**What needs to be done:** Gather from the material every line that contains the string "autres".

___ Dataset excerpts ___

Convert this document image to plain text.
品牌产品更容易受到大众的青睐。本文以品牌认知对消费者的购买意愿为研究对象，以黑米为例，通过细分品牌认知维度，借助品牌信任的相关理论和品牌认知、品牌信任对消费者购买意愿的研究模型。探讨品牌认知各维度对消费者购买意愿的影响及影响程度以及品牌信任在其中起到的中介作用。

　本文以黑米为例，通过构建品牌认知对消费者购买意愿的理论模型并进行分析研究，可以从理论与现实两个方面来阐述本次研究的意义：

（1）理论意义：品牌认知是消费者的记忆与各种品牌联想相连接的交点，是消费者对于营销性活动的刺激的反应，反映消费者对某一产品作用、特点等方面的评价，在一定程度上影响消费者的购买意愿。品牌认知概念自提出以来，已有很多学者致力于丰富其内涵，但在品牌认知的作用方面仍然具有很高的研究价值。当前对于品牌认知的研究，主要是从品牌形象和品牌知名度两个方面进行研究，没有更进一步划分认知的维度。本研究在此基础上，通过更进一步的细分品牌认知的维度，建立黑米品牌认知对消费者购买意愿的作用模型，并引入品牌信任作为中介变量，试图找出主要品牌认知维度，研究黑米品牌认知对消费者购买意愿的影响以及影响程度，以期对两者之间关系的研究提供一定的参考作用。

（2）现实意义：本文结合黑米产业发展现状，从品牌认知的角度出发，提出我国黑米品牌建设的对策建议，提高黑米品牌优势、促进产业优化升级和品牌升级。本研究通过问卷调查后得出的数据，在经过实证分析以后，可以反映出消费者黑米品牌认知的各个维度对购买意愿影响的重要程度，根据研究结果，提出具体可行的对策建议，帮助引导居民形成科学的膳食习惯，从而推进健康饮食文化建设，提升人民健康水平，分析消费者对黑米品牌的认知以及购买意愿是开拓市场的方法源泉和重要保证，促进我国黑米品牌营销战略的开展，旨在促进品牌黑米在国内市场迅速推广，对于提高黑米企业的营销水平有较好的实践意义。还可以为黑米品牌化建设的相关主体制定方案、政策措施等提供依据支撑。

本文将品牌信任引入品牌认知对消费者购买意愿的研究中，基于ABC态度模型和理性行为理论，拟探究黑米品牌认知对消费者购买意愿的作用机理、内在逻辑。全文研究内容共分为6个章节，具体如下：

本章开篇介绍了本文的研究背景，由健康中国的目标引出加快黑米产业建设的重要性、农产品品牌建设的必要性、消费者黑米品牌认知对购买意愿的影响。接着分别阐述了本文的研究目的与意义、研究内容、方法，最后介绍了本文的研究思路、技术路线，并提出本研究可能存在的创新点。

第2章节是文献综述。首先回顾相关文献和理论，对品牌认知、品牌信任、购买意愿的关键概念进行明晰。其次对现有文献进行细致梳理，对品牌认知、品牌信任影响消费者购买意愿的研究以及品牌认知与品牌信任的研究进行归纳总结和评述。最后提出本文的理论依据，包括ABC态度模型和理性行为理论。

___
___ Dataset excerpts ___

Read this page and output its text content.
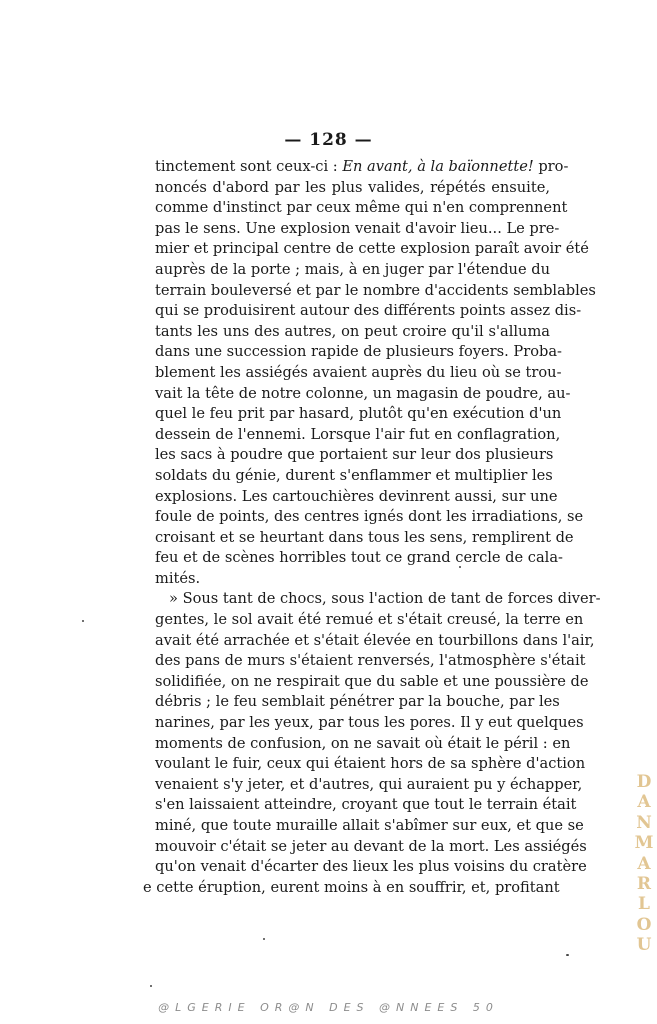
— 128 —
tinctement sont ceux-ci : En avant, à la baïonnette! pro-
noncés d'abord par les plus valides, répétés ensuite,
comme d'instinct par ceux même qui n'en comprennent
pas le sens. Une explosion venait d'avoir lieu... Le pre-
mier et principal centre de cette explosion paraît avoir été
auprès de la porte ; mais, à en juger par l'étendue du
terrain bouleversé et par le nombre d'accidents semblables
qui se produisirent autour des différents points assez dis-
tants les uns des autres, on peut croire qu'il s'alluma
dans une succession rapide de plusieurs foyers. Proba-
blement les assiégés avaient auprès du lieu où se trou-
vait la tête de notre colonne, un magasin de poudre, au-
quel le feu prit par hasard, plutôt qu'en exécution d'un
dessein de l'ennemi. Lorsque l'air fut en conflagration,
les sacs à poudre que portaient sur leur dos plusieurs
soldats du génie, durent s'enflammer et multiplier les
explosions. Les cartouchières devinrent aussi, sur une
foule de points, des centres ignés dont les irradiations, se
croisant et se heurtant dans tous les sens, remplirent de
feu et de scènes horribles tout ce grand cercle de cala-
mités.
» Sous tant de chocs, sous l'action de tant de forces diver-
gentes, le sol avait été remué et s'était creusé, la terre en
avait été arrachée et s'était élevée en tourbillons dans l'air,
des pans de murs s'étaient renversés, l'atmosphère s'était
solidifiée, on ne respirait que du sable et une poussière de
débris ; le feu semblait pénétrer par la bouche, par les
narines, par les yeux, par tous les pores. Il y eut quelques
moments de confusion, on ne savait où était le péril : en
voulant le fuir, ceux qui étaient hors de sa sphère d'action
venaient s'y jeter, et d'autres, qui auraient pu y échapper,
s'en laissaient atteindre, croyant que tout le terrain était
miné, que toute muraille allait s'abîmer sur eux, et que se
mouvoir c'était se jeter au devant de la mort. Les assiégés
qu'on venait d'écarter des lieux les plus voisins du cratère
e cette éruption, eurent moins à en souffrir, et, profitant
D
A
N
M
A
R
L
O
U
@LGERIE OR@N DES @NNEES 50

___

**Response for this exercise:**
tants les uns des autres, on peut croire qu'il s'alluma
venaient s'y jeter, et d'autres, qui auraient pu y échapper,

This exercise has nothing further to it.